#### Requirement:
An exact copy of every record is needed.

#### Listed records:
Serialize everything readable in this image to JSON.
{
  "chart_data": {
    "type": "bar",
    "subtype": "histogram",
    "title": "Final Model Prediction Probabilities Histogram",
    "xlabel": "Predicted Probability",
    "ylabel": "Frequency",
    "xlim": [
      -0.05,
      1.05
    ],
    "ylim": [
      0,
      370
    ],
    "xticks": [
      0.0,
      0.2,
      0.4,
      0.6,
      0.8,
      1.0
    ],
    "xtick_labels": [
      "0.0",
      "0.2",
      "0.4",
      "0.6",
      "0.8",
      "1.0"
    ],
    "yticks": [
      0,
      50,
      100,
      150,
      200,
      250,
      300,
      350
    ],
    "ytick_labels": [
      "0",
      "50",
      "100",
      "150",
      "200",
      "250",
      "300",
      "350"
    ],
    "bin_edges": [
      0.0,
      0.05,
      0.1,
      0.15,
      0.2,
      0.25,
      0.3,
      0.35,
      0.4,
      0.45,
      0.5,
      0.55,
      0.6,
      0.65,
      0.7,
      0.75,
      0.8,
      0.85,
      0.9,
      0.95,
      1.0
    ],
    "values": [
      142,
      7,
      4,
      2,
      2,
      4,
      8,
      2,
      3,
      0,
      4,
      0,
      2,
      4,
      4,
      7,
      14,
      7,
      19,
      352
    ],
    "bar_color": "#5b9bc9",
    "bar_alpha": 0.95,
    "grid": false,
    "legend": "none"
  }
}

#### Solution:
Serialize everything readable in this image to JSON.
{
  "chart_data": {
    "type": "bar",
    "subtype": "histogram",
    "title": "Final Model Prediction Probabilities Histogram",
    "xlabel": "Predicted Probability",
    "ylabel": "Frequency",
    "xlim": [
      -0.05,
      1.05
    ],
    "ylim": [
      0,
      370
    ],
    "xticks": [
      0.0,
      0.2,
      0.4,
      0.6,
      0.8,
      1.0
    ],
    "xtick_labels": [
      "0.0",
      "0.2",
      "0.4",
      "0.6",
      "0.8",
      "1.0"
    ],
    "yticks": [
      0,
      50,
      100,
      150,
      200,
      250,
      300,
      350
    ],
    "ytick_labels": [
      "0",
      "50",
      "100",
      "150",
      "200",
      "250",
      "300",
      "350"
    ],
    "bin_edges": [
      0.0,
      0.05,
      0.1,
      0.15,
      0.2,
      0.25,
      0.3,
      0.35,
      0.4,
      0.45,
      0.5,
      0.55,
      0.6,
      0.65,
      0.7,
      0.75,
      0.8,
      0.85,
      0.9,
      0.95,
      1.0
    ],
    "values": [
      142,
      7,
      4,
      2,
      2,
      4,
      8,
      2,
      3,
      0,
      4,
      0,
      2,
      4,
      4,
      7,
      14,
      7,
      19,
      352
    ],
    "bar_color": "#5b9bc9",
    "bar_alpha": 0.95,
    "grid": false,
    "legend": "none"
  }
}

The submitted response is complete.